Work instructions:
Quote every line of the data below as it stands, omitting pictures.

Data entries:
------

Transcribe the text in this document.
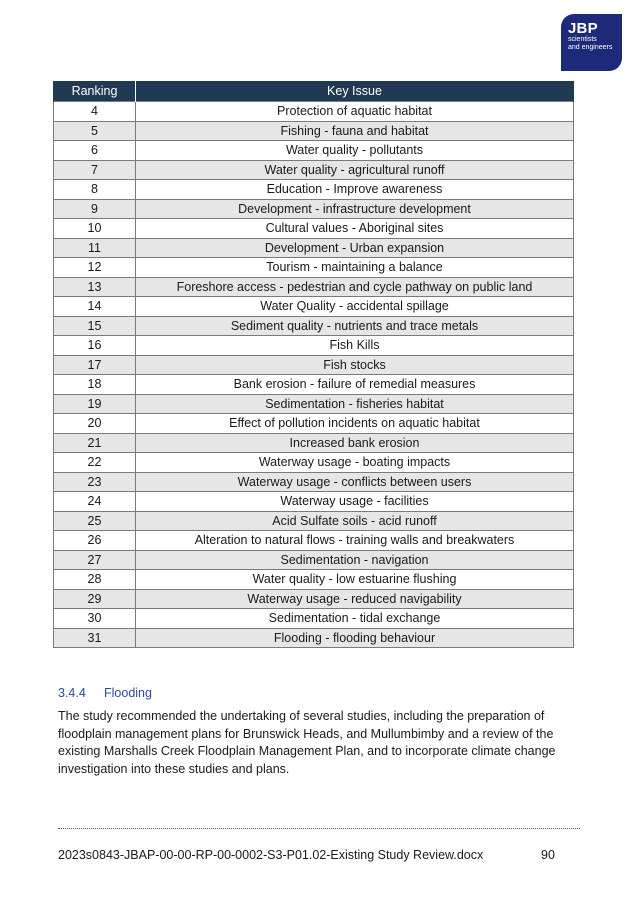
JBP
scientists
and engineers
Ranking	Key Issue
4	Protection of aquatic habitat
5	Fishing - fauna and habitat
6	Water quality - pollutants
7	Water quality - agricultural runoff
8	Education - Improve awareness
9	Development - infrastructure development
10	Cultural values - Aboriginal sites
11	Development - Urban expansion
12	Tourism - maintaining a balance
13	Foreshore access - pedestrian and cycle pathway on public land
14	Water Quality - accidental spillage
15	Sediment quality - nutrients and trace metals
16	Fish Kills
17	Fish stocks
18	Bank erosion - failure of remedial measures
19	Sedimentation - fisheries habitat
20	Effect of pollution incidents on aquatic habitat
21	Increased bank erosion
22	Waterway usage - boating impacts
23	Waterway usage - conflicts between users
24	Waterway usage - facilities
25	Acid Sulfate soils - acid runoff
26	Alteration to natural flows - training walls and breakwaters
27	Sedimentation - navigation
28	Water quality - low estuarine flushing
29	Waterway usage - reduced navigability
30	Sedimentation - tidal exchange
31	Flooding - flooding behaviour
3.4.4 Flooding
The study recommended the undertaking of several studies, including the preparation of floodplain management plans for Brunswick Heads, and Mullumbimby and a review of the existing Marshalls Creek Floodplain Management Plan, and to incorporate climate change investigation into these studies and plans.
2023s0843-JBAP-00-00-RP-00-0002-S3-P01.02-Existing Study Review.docx	90
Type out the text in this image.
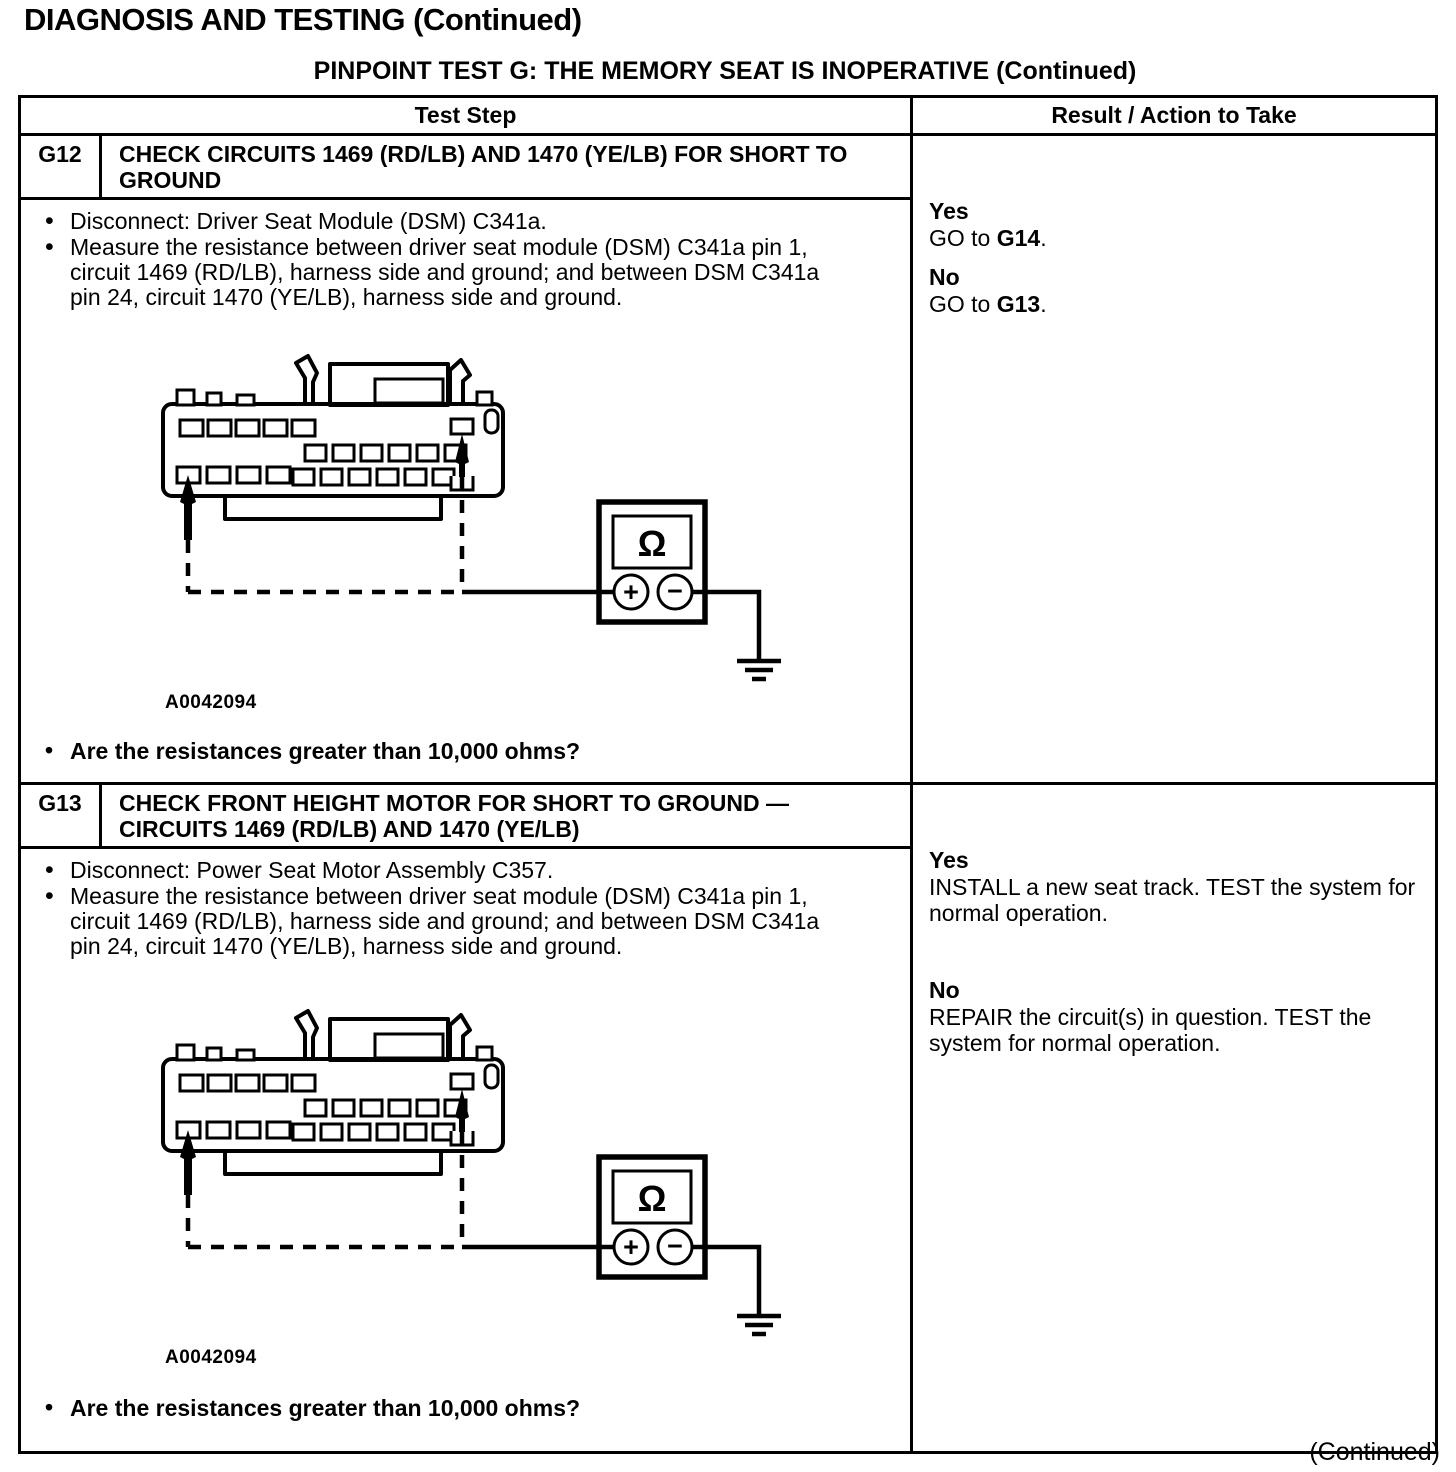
DIAGNOSIS AND TESTING (Continued)
PINPOINT TEST G: THE MEMORY SEAT IS INOPERATIVE (Continued)
Test Step	Result / Action to Take
G12	CHECK CIRCUITS 1469 (RD/LB) AND 1470 (YE/LB) FOR SHORT TO GROUND
• Disconnect: Driver Seat Module (DSM) C341a.
• Measure the resistance between driver seat module (DSM) C341a pin 1, circuit 1469 (RD/LB), harness side and ground; and between DSM C341a pin 24, circuit 1470 (YE/LB), harness side and ground.
Ω
+ −
A0042094
• Are the resistances greater than 10,000 ohms?
Yes
GO to G14.
No
GO to G13.
G13	CHECK FRONT HEIGHT MOTOR FOR SHORT TO GROUND — CIRCUITS 1469 (RD/LB) AND 1470 (YE/LB)
• Disconnect: Power Seat Motor Assembly C357.
• Measure the resistance between driver seat module (DSM) C341a pin 1, circuit 1469 (RD/LB), harness side and ground; and between DSM C341a pin 24, circuit 1470 (YE/LB), harness side and ground.
Ω
+ −
A0042094
• Are the resistances greater than 10,000 ohms?
Yes
INSTALL a new seat track. TEST the system for normal operation.
No
REPAIR the circuit(s) in question. TEST the system for normal operation.
(Continued)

------

Expected answer:
Transcribe the text in this document.
JBP
scientists
and engineers
Ranking	Key Issue
4	Protection of aquatic habitat
5	Fishing - fauna and habitat
6	Water quality - pollutants
7	Water quality - agricultural runoff
8	Education - Improve awareness
9	Development - infrastructure development
10	Cultural values - Aboriginal sites
11	Development - Urban expansion
12	Tourism - maintaining a balance
13	Foreshore access - pedestrian and cycle pathway on public land
14	Water Quality - accidental spillage
15	Sediment quality - nutrients and trace metals
16	Fish Kills
17	Fish stocks
18	Bank erosion - failure of remedial measures
19	Sedimentation - fisheries habitat
20	Effect of pollution incidents on aquatic habitat
21	Increased bank erosion
22	Waterway usage - boating impacts
23	Waterway usage - conflicts between users
24	Waterway usage - facilities
25	Acid Sulfate soils - acid runoff
26	Alteration to natural flows - training walls and breakwaters
27	Sedimentation - navigation
28	Water quality - low estuarine flushing
29	Waterway usage - reduced navigability
30	Sedimentation - tidal exchange
31	Flooding - flooding behaviour
3.4.4 Flooding
The study recommended the undertaking of several studies, including the preparation of floodplain management plans for Brunswick Heads, and Mullumbimby and a review of the existing Marshalls Creek Floodplain Management Plan, and to incorporate climate change investigation into these studies and plans.
2023s0843-JBAP-00-00-RP-00-0002-S3-P01.02-Existing Study Review.docx	90
Type out the text in this image.
DIAGNOSIS AND TESTING (Continued)
PINPOINT TEST G: THE MEMORY SEAT IS INOPERATIVE (Continued)
Test Step	Result / Action to Take
G12	CHECK CIRCUITS 1469 (RD/LB) AND 1470 (YE/LB) FOR SHORT TO GROUND
• Disconnect: Driver Seat Module (DSM) C341a.
• Measure the resistance between driver seat module (DSM) C341a pin 1, circuit 1469 (RD/LB), harness side and ground; and between DSM C341a pin 24, circuit 1470 (YE/LB), harness side and ground.
Ω
+ −
A0042094
• Are the resistances greater than 10,000 ohms?
Yes
GO to G14.
No
GO to G13.
G13	CHECK FRONT HEIGHT MOTOR FOR SHORT TO GROUND — CIRCUITS 1469 (RD/LB) AND 1470 (YE/LB)
• Disconnect: Power Seat Motor Assembly C357.
• Measure the resistance between driver seat module (DSM) C341a pin 1, circuit 1469 (RD/LB), harness side and ground; and between DSM C341a pin 24, circuit 1470 (YE/LB), harness side and ground.
Ω
+ −
A0042094
• Are the resistances greater than 10,000 ohms?
Yes
INSTALL a new seat track. TEST the system for normal operation.
No
REPAIR the circuit(s) in question. TEST the system for normal operation.
(Continued)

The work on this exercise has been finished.